═══ Supplied records ═══

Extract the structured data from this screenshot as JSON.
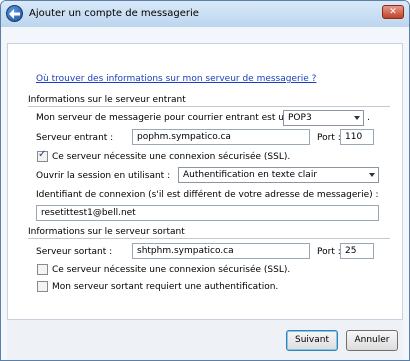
{
  "window": {
    "title": "Ajouter un compte de messagerie"
  },
  "help_link": "Où trouver des informations sur mon serveur de messagerie ?",
  "incoming": {
    "section_title": "Informations sur le serveur entrant",
    "type_label": "Mon serveur de messagerie pour courrier entrant est un serveur",
    "type_value": "POP3",
    "type_suffix": ".",
    "server_label": "Serveur entrant :",
    "server_value": "pophm.sympatico.ca",
    "port_label": "Port :",
    "port_value": "110",
    "ssl_label": "Ce serveur nécessite une connexion sécurisée (SSL).",
    "ssl_checked": true,
    "login_label": "Ouvrir la session en utilisant :",
    "login_value": "Authentification en texte clair",
    "id_label": "Identifiant de connexion (s'il est différent de votre adresse de messagerie) :",
    "id_value": "resetittest1@bell.net"
  },
  "outgoing": {
    "section_title": "Informations sur le serveur sortant",
    "server_label": "Serveur sortant :",
    "server_value": "shtphm.sympatico.ca",
    "port_label": "Port :",
    "port_value": "25",
    "ssl_label": "Ce serveur nécessite une connexion sécurisée (SSL).",
    "ssl_checked": false,
    "auth_label": "Mon serveur sortant requiert une authentification.",
    "auth_checked": false
  },
  "buttons": {
    "next": "Suivant",
    "cancel": "Annuler"
  },
  "colors": {
    "link": "#1a3fbf",
    "title_bar": "#c8dcf2",
    "footer": "#eef1f5"
  }
}
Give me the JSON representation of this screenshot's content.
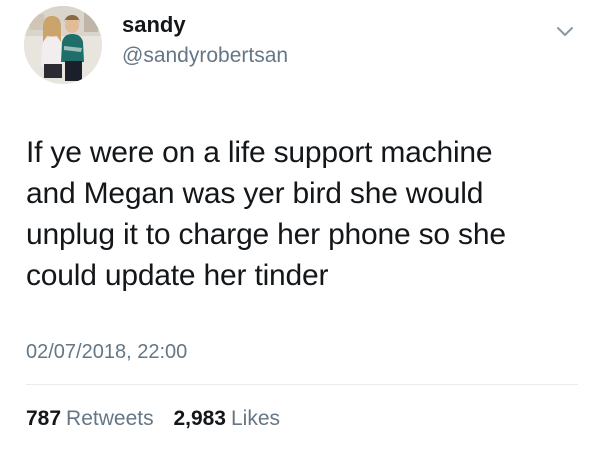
{
  "tweet": {
    "author": {
      "display_name": "sandy",
      "handle": "@sandyrobertsan"
    },
    "text_lines": [
      "If ye were on a life support machine",
      "and Megan was yer bird she would",
      "unplug it to charge her phone so she",
      "could update her tinder"
    ],
    "timestamp": "02/07/2018, 22:00",
    "stats": {
      "retweets_count": "787",
      "retweets_label": "Retweets",
      "likes_count": "2,983",
      "likes_label": "Likes"
    }
  },
  "icons": {
    "menu": "chevron-down-icon"
  },
  "colors": {
    "text_primary": "#14171a",
    "text_secondary": "#657786",
    "divider": "#e6ecf0",
    "background": "#ffffff"
  }
}
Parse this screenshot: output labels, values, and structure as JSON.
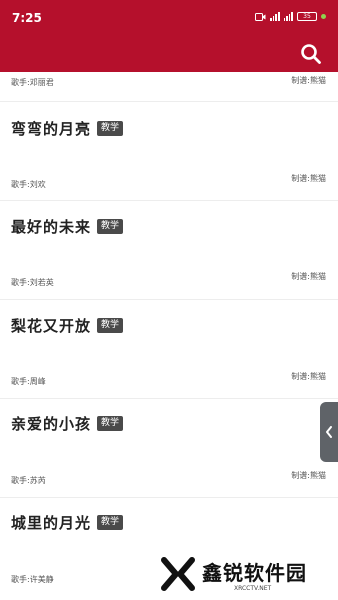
{
  "status_bar": {
    "time": "7:25",
    "battery": "35"
  },
  "app_bar": {
    "search_icon": "search-icon",
    "background": "#b5102c"
  },
  "list": {
    "top_singer": "歌手:邓丽君",
    "top_maker": "制谱:熊猫",
    "songs": [
      {
        "title": "弯弯的月亮",
        "tag": "教学",
        "singer": "歌手:刘欢",
        "maker": "制谱:熊猫"
      },
      {
        "title": "最好的未来",
        "tag": "教学",
        "singer": "歌手:刘若英",
        "maker": "制谱:熊猫"
      },
      {
        "title": "梨花又开放",
        "tag": "教学",
        "singer": "歌手:周峰",
        "maker": "制谱:熊猫"
      },
      {
        "title": "亲爱的小孩",
        "tag": "教学",
        "singer": "歌手:苏芮",
        "maker": "制谱:熊猫"
      },
      {
        "title": "城里的月光",
        "tag": "教学",
        "singer": "歌手:许美静",
        "maker": ""
      }
    ]
  },
  "side_handle_icon": "chevron-left-icon",
  "watermark": {
    "text": "鑫锐软件园",
    "sub": "XRCCTV.NET"
  }
}
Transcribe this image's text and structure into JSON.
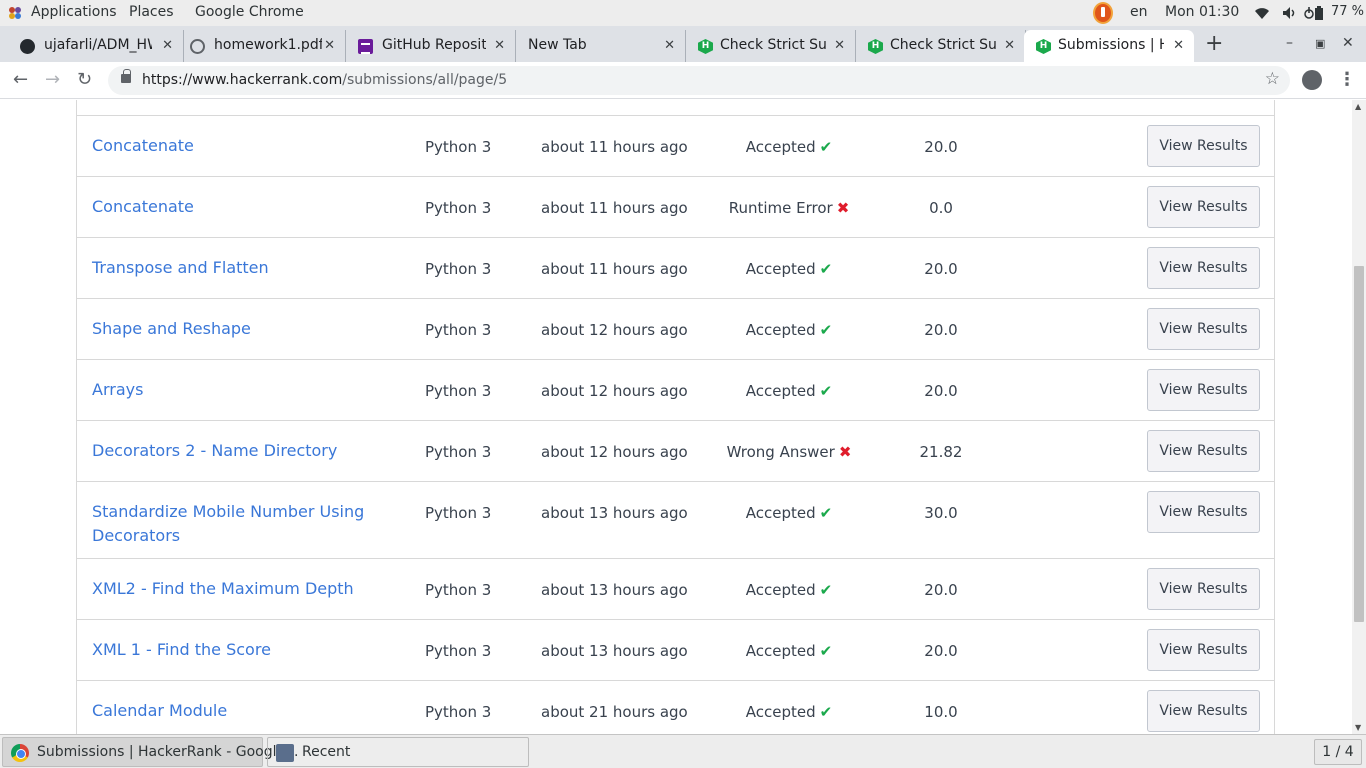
{
  "topbar": {
    "applications": "Applications",
    "places": "Places",
    "app_name": "Google Chrome",
    "lang": "en",
    "clock": "Mon 01:30",
    "battery": "77 %"
  },
  "tabs": [
    {
      "title": "ujafarli/ADM_HW",
      "favicon": "github-icon"
    },
    {
      "title": "homework1.pdf",
      "favicon": "globe-icon"
    },
    {
      "title": "GitHub Repository",
      "favicon": "forms-icon"
    },
    {
      "title": "New Tab",
      "favicon": ""
    },
    {
      "title": "Check Strict Superset",
      "favicon": "hackerrank-icon"
    },
    {
      "title": "Check Strict Superset",
      "favicon": "hackerrank-icon"
    },
    {
      "title": "Submissions | HackerRank",
      "favicon": "hackerrank-icon",
      "active": true
    }
  ],
  "address": {
    "scheme_host": "https://www.hackerrank.com",
    "path": "/submissions/all/page/5"
  },
  "submissions": [
    {
      "problem": "Concatenate",
      "language": "Python 3",
      "time": "about 11 hours ago",
      "status": "Accepted",
      "result": "ok",
      "score": "20.0",
      "action": "View Results"
    },
    {
      "problem": "Concatenate",
      "language": "Python 3",
      "time": "about 11 hours ago",
      "status": "Runtime Error",
      "result": "fail",
      "score": "0.0",
      "action": "View Results"
    },
    {
      "problem": "Transpose and Flatten",
      "language": "Python 3",
      "time": "about 11 hours ago",
      "status": "Accepted",
      "result": "ok",
      "score": "20.0",
      "action": "View Results"
    },
    {
      "problem": "Shape and Reshape",
      "language": "Python 3",
      "time": "about 12 hours ago",
      "status": "Accepted",
      "result": "ok",
      "score": "20.0",
      "action": "View Results"
    },
    {
      "problem": "Arrays",
      "language": "Python 3",
      "time": "about 12 hours ago",
      "status": "Accepted",
      "result": "ok",
      "score": "20.0",
      "action": "View Results"
    },
    {
      "problem": "Decorators 2 - Name Directory",
      "language": "Python 3",
      "time": "about 12 hours ago",
      "status": "Wrong Answer",
      "result": "fail",
      "score": "21.82",
      "action": "View Results"
    },
    {
      "problem": "Standardize Mobile Number Using Decorators",
      "language": "Python 3",
      "time": "about 13 hours ago",
      "status": "Accepted",
      "result": "ok",
      "score": "30.0",
      "action": "View Results"
    },
    {
      "problem": "XML2 - Find the Maximum Depth",
      "language": "Python 3",
      "time": "about 13 hours ago",
      "status": "Accepted",
      "result": "ok",
      "score": "20.0",
      "action": "View Results"
    },
    {
      "problem": "XML 1 - Find the Score",
      "language": "Python 3",
      "time": "about 13 hours ago",
      "status": "Accepted",
      "result": "ok",
      "score": "20.0",
      "action": "View Results"
    },
    {
      "problem": "Calendar Module",
      "language": "Python 3",
      "time": "about 21 hours ago",
      "status": "Accepted",
      "result": "ok",
      "score": "10.0",
      "action": "View Results"
    }
  ],
  "taskbar": {
    "window": "Submissions | HackerRank - Google...",
    "recent": "Recent",
    "workspace": "1 / 4"
  },
  "colors": {
    "link": "#3a77d8",
    "accepted": "#1ba94c",
    "error": "#e01d2c"
  }
}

═══

**Task requirements:**
Copy out all the data without changing anything, and drop the pictures.

**The answer:**
Extract the structured data from this screenshot as JSON.
{
  "window": {
    "title": "Ajouter un compte de messagerie"
  },
  "help_link": "Où trouver des informations sur mon serveur de messagerie ?",
  "incoming": {
    "section_title": "Informations sur le serveur entrant",
    "type_label": "Mon serveur de messagerie pour courrier entrant est un serveur",
    "type_value": "POP3",
    "type_suffix": ".",
    "server_label": "Serveur entrant :",
    "server_value": "pophm.sympatico.ca",
    "port_label": "Port :",
    "port_value": "110",
    "ssl_label": "Ce serveur nécessite une connexion sécurisée (SSL).",
    "ssl_checked": true,
    "login_label": "Ouvrir la session en utilisant :",
    "login_value": "Authentification en texte clair",
    "id_label": "Identifiant de connexion (s'il est différent de votre adresse de messagerie) :",
    "id_value": "resetittest1@bell.net"
  },
  "outgoing": {
    "section_title": "Informations sur le serveur sortant",
    "server_label": "Serveur sortant :",
    "server_value": "shtphm.sympatico.ca",
    "port_label": "Port :",
    "port_value": "25",
    "ssl_label": "Ce serveur nécessite une connexion sécurisée (SSL).",
    "ssl_checked": false,
    "auth_label": "Mon serveur sortant requiert une authentification.",
    "auth_checked": false
  },
  "buttons": {
    "next": "Suivant",
    "cancel": "Annuler"
  },
  "colors": {
    "link": "#1a3fbf",
    "title_bar": "#c8dcf2",
    "footer": "#eef1f5"
  }
}
Give me the JSON representation of this screenshot's content.
{
  "tweet": {
    "author": {
      "display_name": "sandy",
      "handle": "@sandyrobertsan"
    },
    "text_lines": [
      "If ye were on a life support machine",
      "and Megan was yer bird she would",
      "unplug it to charge her phone so she",
      "could update her tinder"
    ],
    "timestamp": "02/07/2018, 22:00",
    "stats": {
      "retweets_count": "787",
      "retweets_label": "Retweets",
      "likes_count": "2,983",
      "likes_label": "Likes"
    }
  },
  "icons": {
    "menu": "chevron-down-icon"
  },
  "colors": {
    "text_primary": "#14171a",
    "text_secondary": "#657786",
    "divider": "#e6ecf0",
    "background": "#ffffff"
  }
}
Parse this screenshot: output labels, values, and structure as JSON.
{
  "status_bar": {
    "time": "7:25",
    "battery": "35"
  },
  "app_bar": {
    "search_icon": "search-icon",
    "background": "#b5102c"
  },
  "list": {
    "top_singer": "歌手:邓丽君",
    "top_maker": "制谱:熊猫",
    "songs": [
      {
        "title": "弯弯的月亮",
        "tag": "教学",
        "singer": "歌手:刘欢",
        "maker": "制谱:熊猫"
      },
      {
        "title": "最好的未来",
        "tag": "教学",
        "singer": "歌手:刘若英",
        "maker": "制谱:熊猫"
      },
      {
        "title": "梨花又开放",
        "tag": "教学",
        "singer": "歌手:周峰",
        "maker": "制谱:熊猫"
      },
      {
        "title": "亲爱的小孩",
        "tag": "教学",
        "singer": "歌手:苏芮",
        "maker": "制谱:熊猫"
      },
      {
        "title": "城里的月光",
        "tag": "教学",
        "singer": "歌手:许美静",
        "maker": ""
      }
    ]
  },
  "side_handle_icon": "chevron-left-icon",
  "watermark": {
    "text": "鑫锐软件园",
    "sub": "XRCCTV.NET"
  }
}
Transcribe this image's text and structure into JSON.
{
  "topbar": {
    "applications": "Applications",
    "places": "Places",
    "app_name": "Google Chrome",
    "lang": "en",
    "clock": "Mon 01:30",
    "battery": "77 %"
  },
  "tabs": [
    {
      "title": "ujafarli/ADM_HW",
      "favicon": "github-icon"
    },
    {
      "title": "homework1.pdf",
      "favicon": "globe-icon"
    },
    {
      "title": "GitHub Repository",
      "favicon": "forms-icon"
    },
    {
      "title": "New Tab",
      "favicon": ""
    },
    {
      "title": "Check Strict Superset",
      "favicon": "hackerrank-icon"
    },
    {
      "title": "Check Strict Superset",
      "favicon": "hackerrank-icon"
    },
    {
      "title": "Submissions | HackerRank",
      "favicon": "hackerrank-icon",
      "active": true
    }
  ],
  "address": {
    "scheme_host": "https://www.hackerrank.com",
    "path": "/submissions/all/page/5"
  },
  "submissions": [
    {
      "problem": "Concatenate",
      "language": "Python 3",
      "time": "about 11 hours ago",
      "status": "Accepted",
      "result": "ok",
      "score": "20.0",
      "action": "View Results"
    },
    {
      "problem": "Concatenate",
      "language": "Python 3",
      "time": "about 11 hours ago",
      "status": "Runtime Error",
      "result": "fail",
      "score": "0.0",
      "action": "View Results"
    },
    {
      "problem": "Transpose and Flatten",
      "language": "Python 3",
      "time": "about 11 hours ago",
      "status": "Accepted",
      "result": "ok",
      "score": "20.0",
      "action": "View Results"
    },
    {
      "problem": "Shape and Reshape",
      "language": "Python 3",
      "time": "about 12 hours ago",
      "status": "Accepted",
      "result": "ok",
      "score": "20.0",
      "action": "View Results"
    },
    {
      "problem": "Arrays",
      "language": "Python 3",
      "time": "about 12 hours ago",
      "status": "Accepted",
      "result": "ok",
      "score": "20.0",
      "action": "View Results"
    },
    {
      "problem": "Decorators 2 - Name Directory",
      "language": "Python 3",
      "time": "about 12 hours ago",
      "status": "Wrong Answer",
      "result": "fail",
      "score": "21.82",
      "action": "View Results"
    },
    {
      "problem": "Standardize Mobile Number Using Decorators",
      "language": "Python 3",
      "time": "about 13 hours ago",
      "status": "Accepted",
      "result": "ok",
      "score": "30.0",
      "action": "View Results"
    },
    {
      "problem": "XML2 - Find the Maximum Depth",
      "language": "Python 3",
      "time": "about 13 hours ago",
      "status": "Accepted",
      "result": "ok",
      "score": "20.0",
      "action": "View Results"
    },
    {
      "problem": "XML 1 - Find the Score",
      "language": "Python 3",
      "time": "about 13 hours ago",
      "status": "Accepted",
      "result": "ok",
      "score": "20.0",
      "action": "View Results"
    },
    {
      "problem": "Calendar Module",
      "language": "Python 3",
      "time": "about 21 hours ago",
      "status": "Accepted",
      "result": "ok",
      "score": "10.0",
      "action": "View Results"
    }
  ],
  "taskbar": {
    "window": "Submissions | HackerRank - Google...",
    "recent": "Recent",
    "workspace": "1 / 4"
  },
  "colors": {
    "link": "#3a77d8",
    "accepted": "#1ba94c",
    "error": "#e01d2c"
  }
}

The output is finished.